* _Aim_
Write out nothing but the lines from the one containing "OCR this image." through the last line below, both included, and without the pictures.

* _Listed records_
* * *

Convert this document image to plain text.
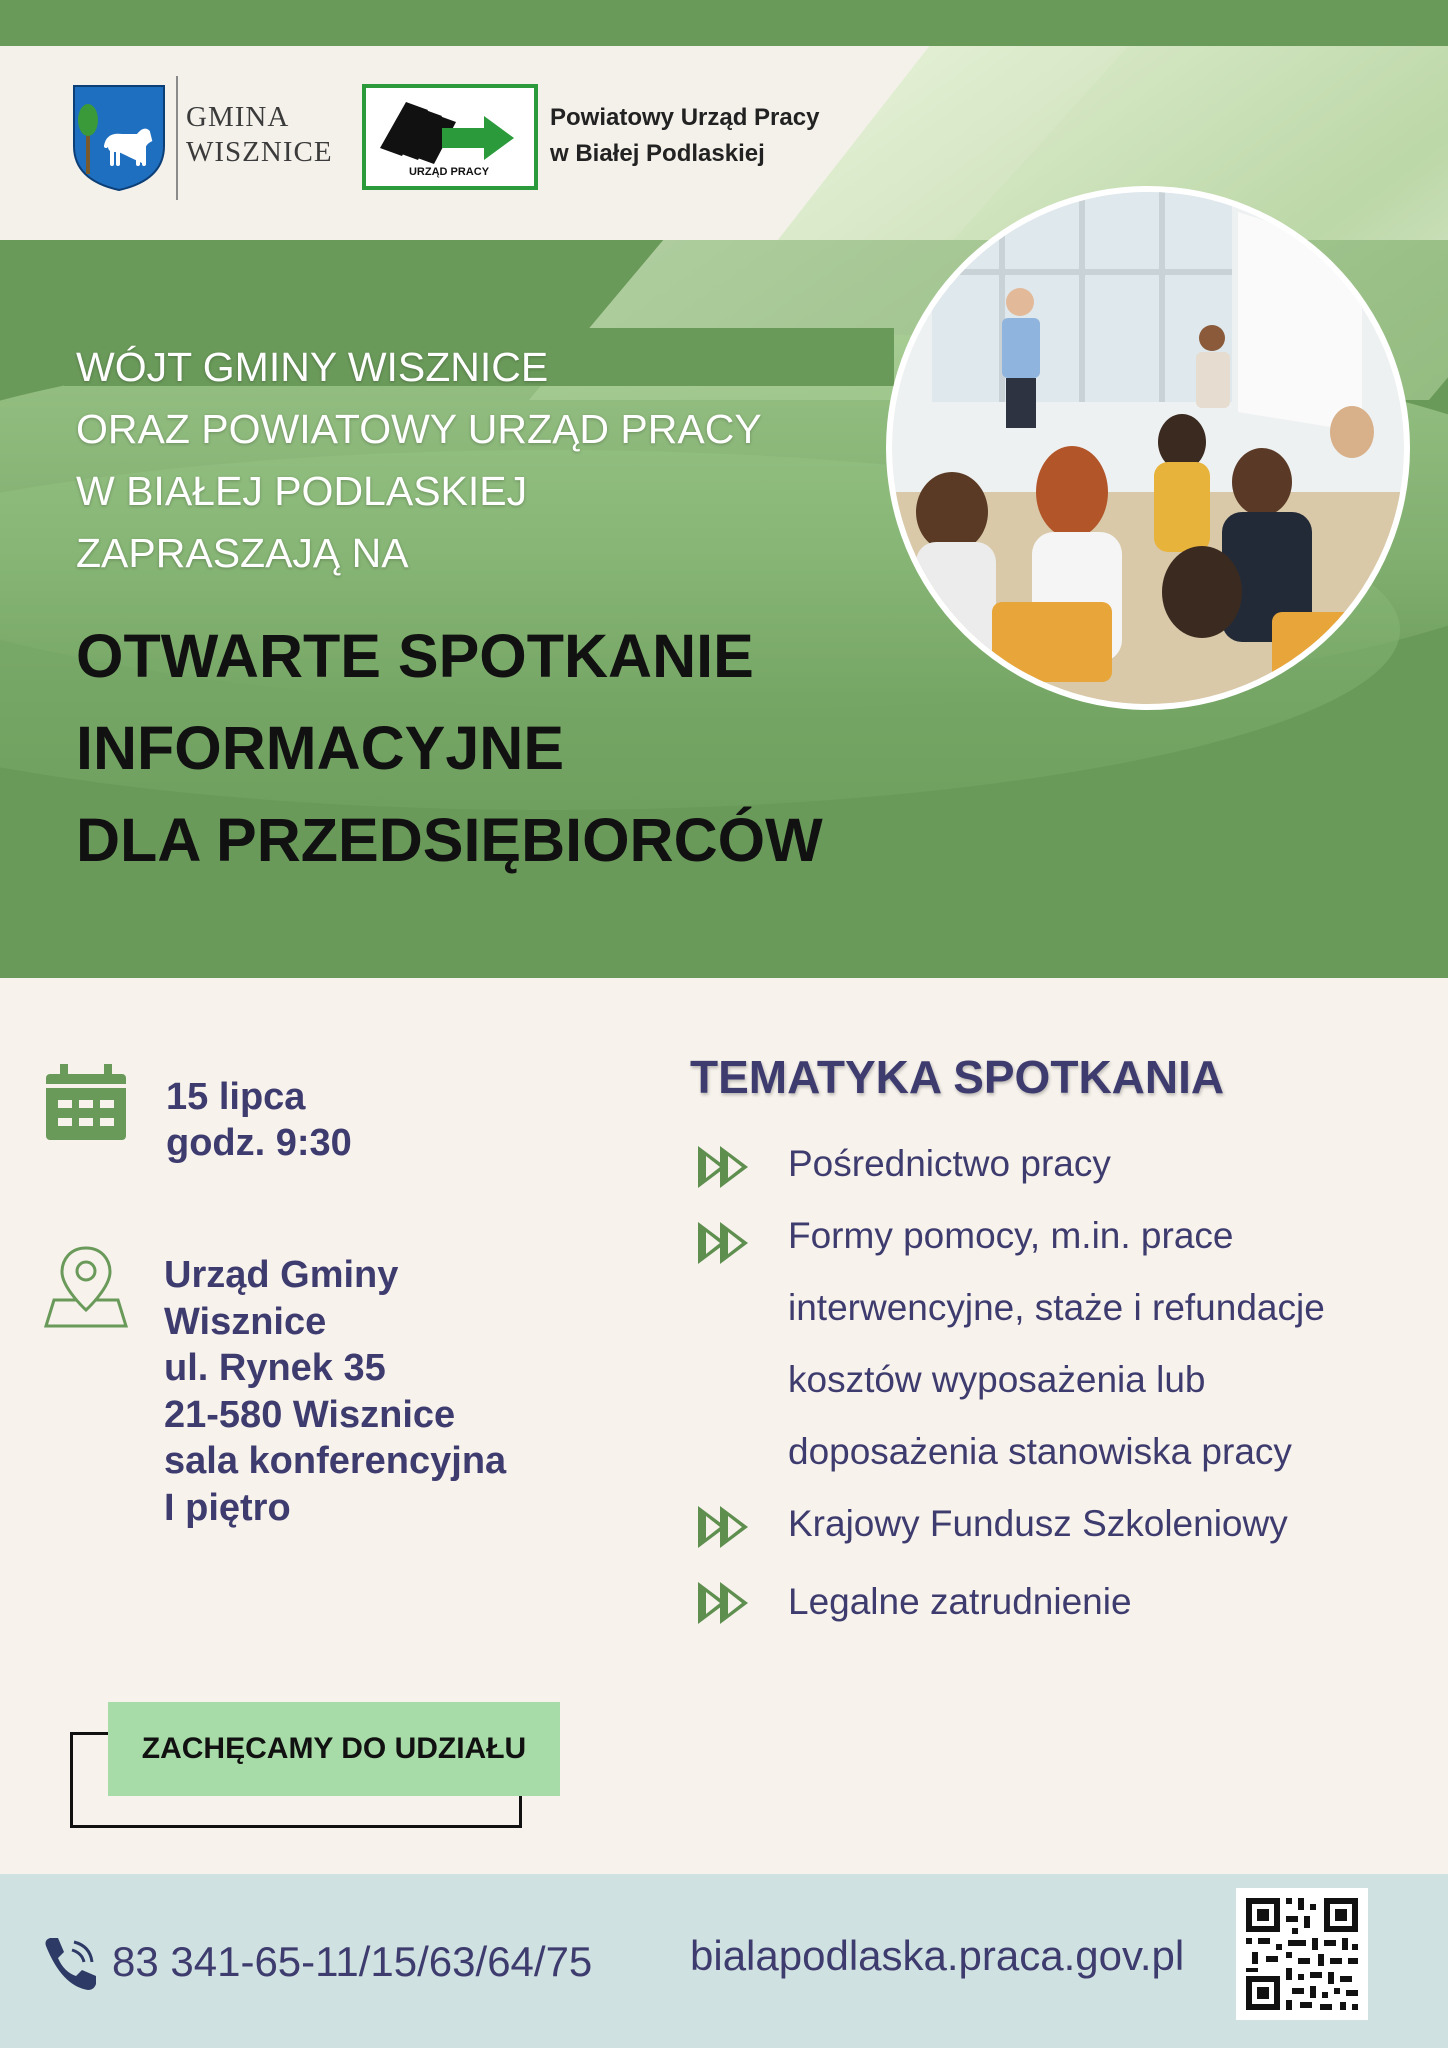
GMINA
WISZNICE
URZĄD PRACY
Powiatowy Urząd Pracy
w Białej Podlaskiej
WÓJT GMINY WISZNICE
ORAZ POWIATOWY URZĄD PRACY
W BIAŁEJ PODLASKIEJ
ZAPRASZAJĄ NA
OTWARTE SPOTKANIE
INFORMACYJNE
DLA PRZEDSIĘBIORCÓW
15 lipca
godz. 9:30
Urząd Gminy
Wisznice
ul. Rynek 35
21-580 Wisznice
sala konferencyjna
I piętro
TEMATYKA SPOTKANIA
Pośrednictwo pracy
Formy pomocy, m.in. prace interwencyjne, staże i refundacje kosztów wyposażenia lub doposażenia stanowiska pracy
Krajowy Fundusz Szkoleniowy
Legalne zatrudnienie
ZACHĘCAMY DO UDZIAŁU
83 341-65-11/15/63/64/75 bialapodlaska.praca.gov.pl
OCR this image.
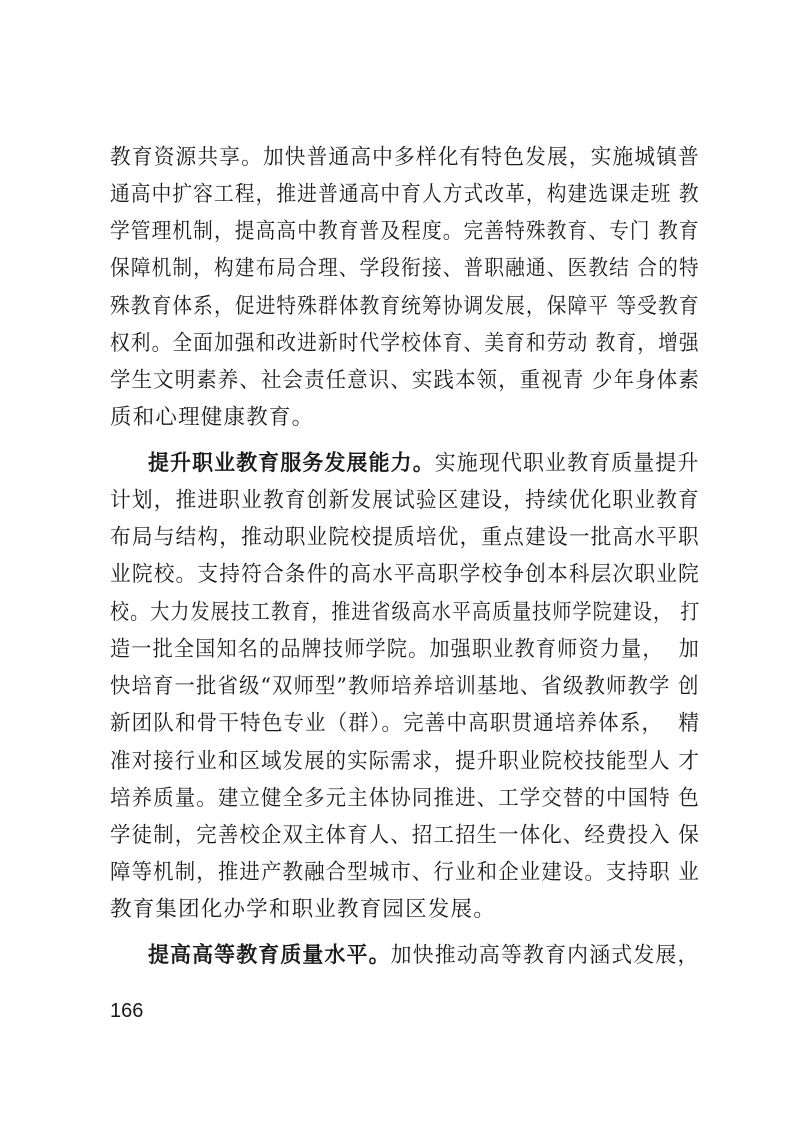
教育资源共享。加快普通高中多样化有特色发展，实施城镇普
通高中扩容工程，推进普通高中育人方式改革，构建选课走班 教
学管理机制，提高高中教育普及程度。完善特殊教育、专门 教育
保障机制，构建布局合理、学段衔接、普职融通、医教结 合的特
殊教育体系，促进特殊群体教育统筹协调发展，保障平 等受教育
权利。全面加强和改进新时代学校体育、美育和劳动 教育，增强
学生文明素养、社会责任意识、实践本领，重视青 少年身体素
质和心理健康教育。
提升职业教育服务发展能力。实施现代职业教育质量提升
计划，推进职业教育创新发展试验区建设，持续优化职业教育
布局与结构，推动职业院校提质培优，重点建设一批高水平职
业院校。支持符合条件的高水平高职学校争创本科层次职业院
校。大力发展技工教育，推进省级高水平高质量技师学院建设， 打
造一批全国知名的品牌技师学院。加强职业教育师资力量，  加
快培育一批省级“双师型”教师培养培训基地、省级教师教学 创
新团队和骨干特色专业（群）。完善中高职贯通培养体系，  精
准对接行业和区域发展的实际需求，提升职业院校技能型人 才
培养质量。建立健全多元主体协同推进、工学交替的中国特 色
学徒制，完善校企双主体育人、招工招生一体化、经费投入 保
障等机制，推进产教融合型城市、行业和企业建设。支持职 业
教育集团化办学和职业教育园区发展。
提高高等教育质量水平。加快推动高等教育内涵式发展，
166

* * *

* _Task result_
OCR this image.
教育资源共享。加快普通高中多样化有特色发展，实施城镇普
通高中扩容工程，推进普通高中育人方式改革，构建选课走班 教
学管理机制，提高高中教育普及程度。完善特殊教育、专门 教育
保障机制，构建布局合理、学段衔接、普职融通、医教结 合的特
殊教育体系，促进特殊群体教育统筹协调发展，保障平 等受教育
权利。全面加强和改进新时代学校体育、美育和劳动 教育，增强
学生文明素养、社会责任意识、实践本领，重视青 少年身体素
质和心理健康教育。
提升职业教育服务发展能力。实施现代职业教育质量提升
计划，推进职业教育创新发展试验区建设，持续优化职业教育
布局与结构，推动职业院校提质培优，重点建设一批高水平职
业院校。支持符合条件的高水平高职学校争创本科层次职业院
校。大力发展技工教育，推进省级高水平高质量技师学院建设， 打
造一批全国知名的品牌技师学院。加强职业教育师资力量，  加
快培育一批省级“双师型”教师培养培训基地、省级教师教学 创
新团队和骨干特色专业（群）。完善中高职贯通培养体系，  精
准对接行业和区域发展的实际需求，提升职业院校技能型人 才
培养质量。建立健全多元主体协同推进、工学交替的中国特 色
学徒制，完善校企双主体育人、招工招生一体化、经费投入 保
障等机制，推进产教融合型城市、行业和企业建设。支持职 业
教育集团化办学和职业教育园区发展。
提高高等教育质量水平。加快推动高等教育内涵式发展，
166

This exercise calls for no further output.